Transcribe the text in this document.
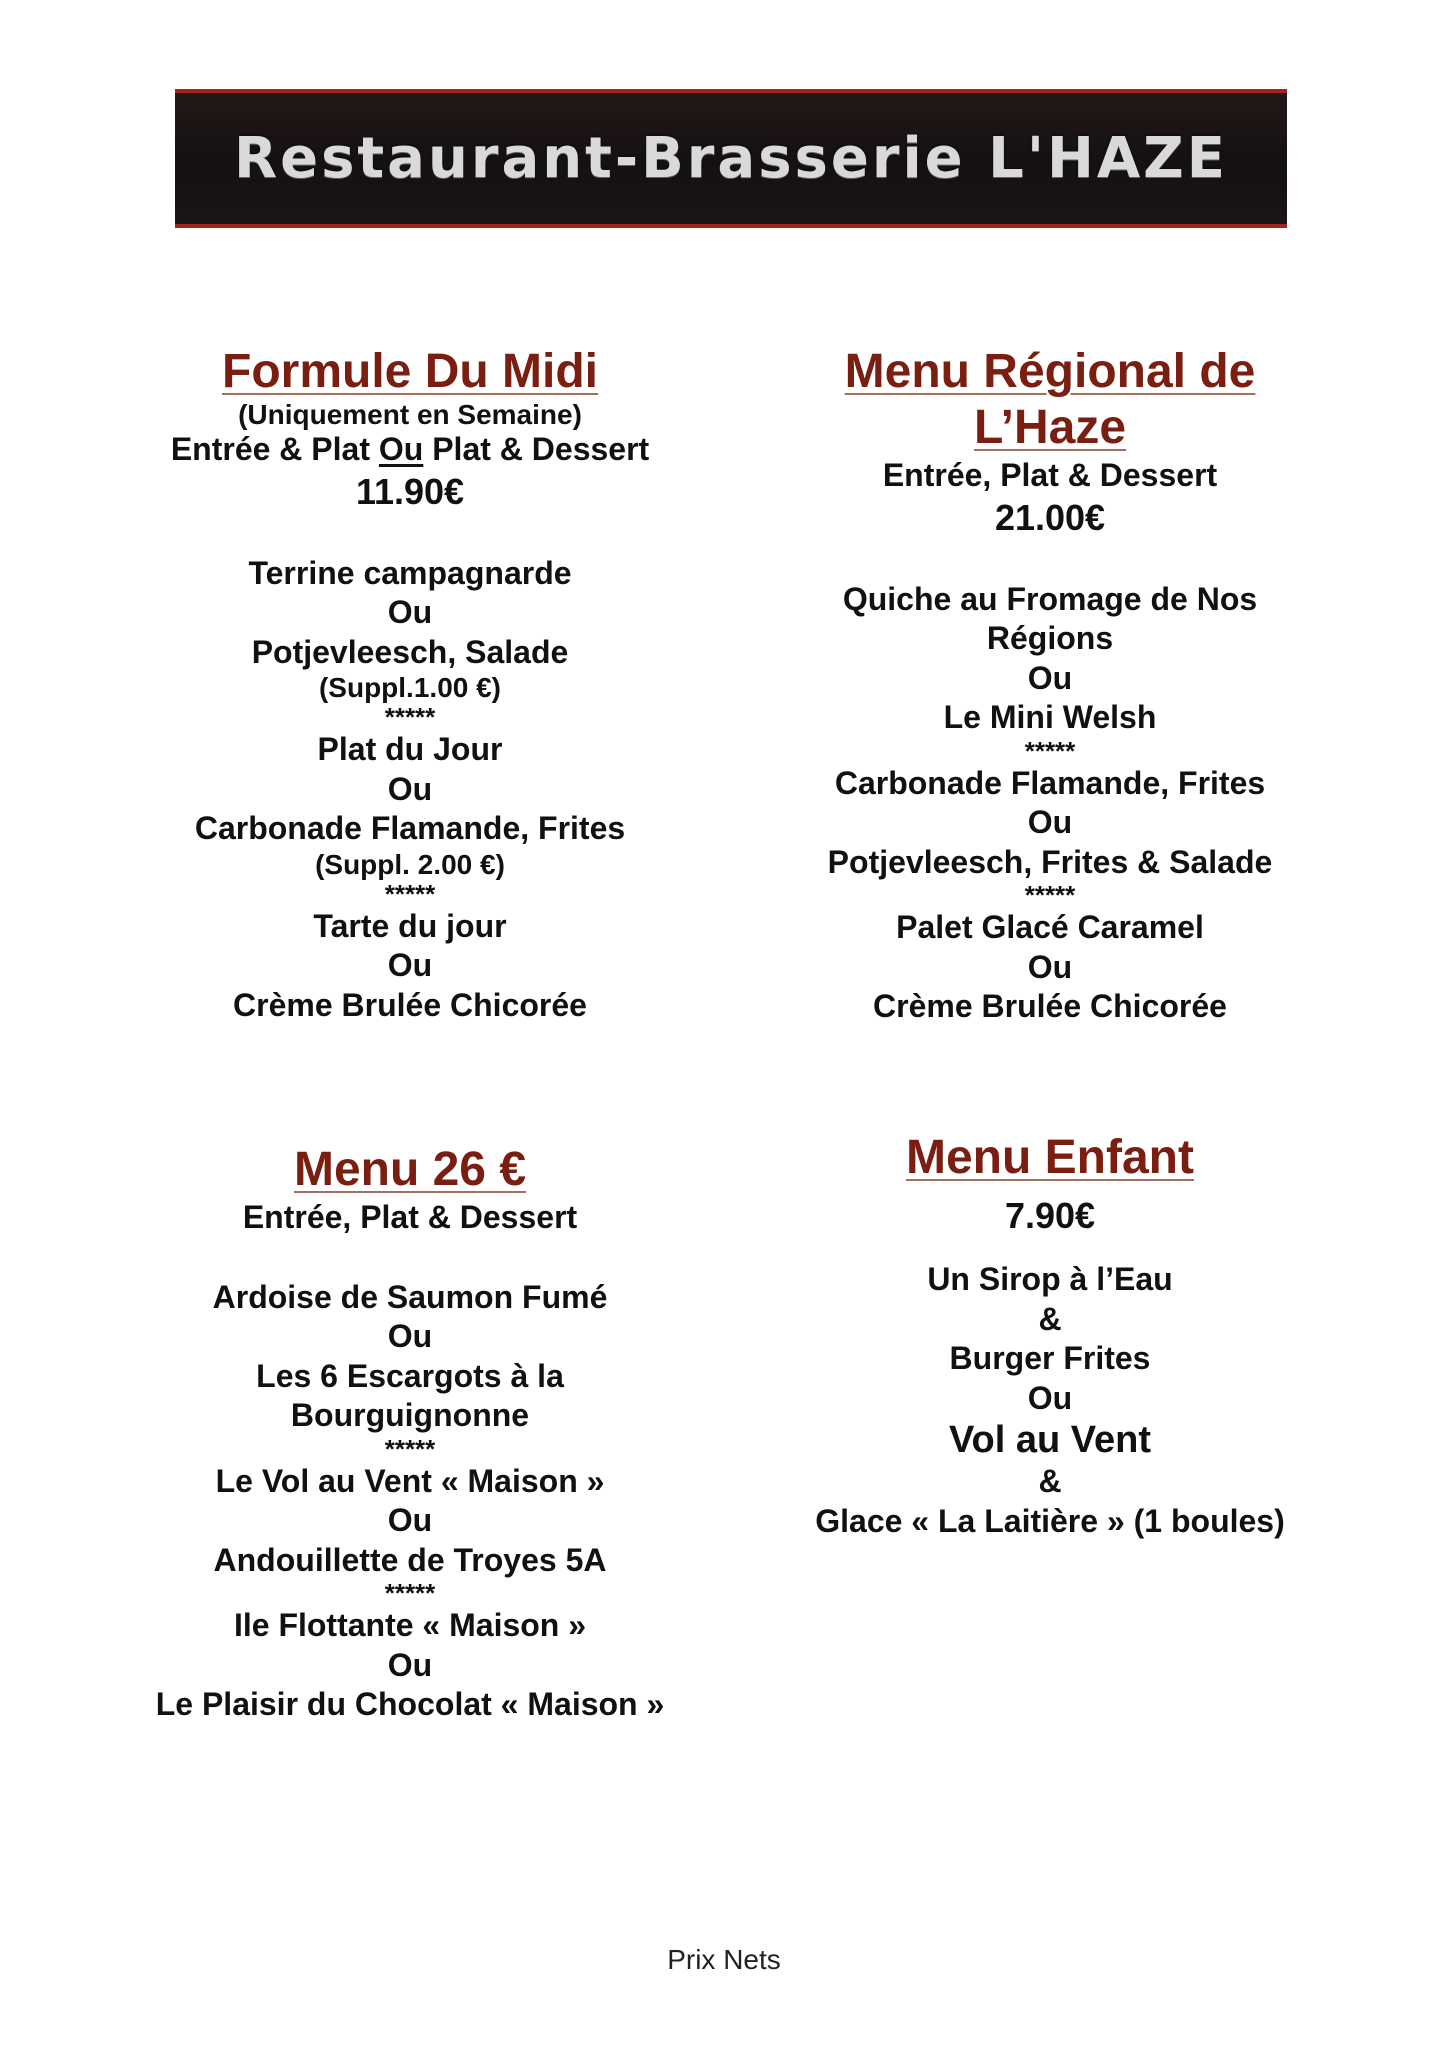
Restaurant-Brasserie L'HAZE
Formule Du Midi
(Uniquement en Semaine)
Entrée & Plat Ou Plat & Dessert
11.90€
Terrine campagnarde
Ou
Potjevleesch, Salade
(Suppl.1.00 €)
*****
Plat du Jour
Ou
Carbonade Flamande, Frites
(Suppl. 2.00 €)
*****
Tarte du jour
Ou
Crème Brulée Chicorée
Menu Régional de
L’Haze
Entrée, Plat & Dessert
21.00€
Quiche au Fromage de Nos
Régions
Ou
Le Mini Welsh
*****
Carbonade Flamande, Frites
Ou
Potjevleesch, Frites & Salade
*****
Palet Glacé Caramel
Ou
Crème Brulée Chicorée
Menu 26 €
Entrée, Plat & Dessert
Ardoise de Saumon Fumé
Ou
Les 6 Escargots à la
Bourguignonne
*****
Le Vol au Vent « Maison »
Ou
Andouillette de Troyes 5A
*****
Ile Flottante « Maison »
Ou
Le Plaisir du Chocolat « Maison »
Menu Enfant
7.90€
Un Sirop à l’Eau
&
Burger Frites
Ou
Vol au Vent
&
Glace « La Laitière » (1 boules)
Prix Nets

- **EXERCISE GOAL**: Repeat each record exactly, with the pictures left out.

- **TASK OUTPUT**:
Transcribe the text in this document.
Restaurant-Brasserie L'HAZE
Formule Du Midi
(Uniquement en Semaine)
Entrée & Plat Ou Plat & Dessert
11.90€
Terrine campagnarde
Ou
Potjevleesch, Salade
(Suppl.1.00 €)
*****
Plat du Jour
Ou
Carbonade Flamande, Frites
(Suppl. 2.00 €)
*****
Tarte du jour
Ou
Crème Brulée Chicorée
Menu Régional de
L’Haze
Entrée, Plat & Dessert
21.00€
Quiche au Fromage de Nos
Régions
Ou
Le Mini Welsh
*****
Carbonade Flamande, Frites
Ou
Potjevleesch, Frites & Salade
*****
Palet Glacé Caramel
Ou
Crème Brulée Chicorée
Menu 26 €
Entrée, Plat & Dessert
Ardoise de Saumon Fumé
Ou
Les 6 Escargots à la
Bourguignonne
*****
Le Vol au Vent « Maison »
Ou
Andouillette de Troyes 5A
*****
Ile Flottante « Maison »
Ou
Le Plaisir du Chocolat « Maison »
Menu Enfant
7.90€
Un Sirop à l’Eau
&
Burger Frites
Ou
Vol au Vent
&
Glace « La Laitière » (1 boules)
Prix Nets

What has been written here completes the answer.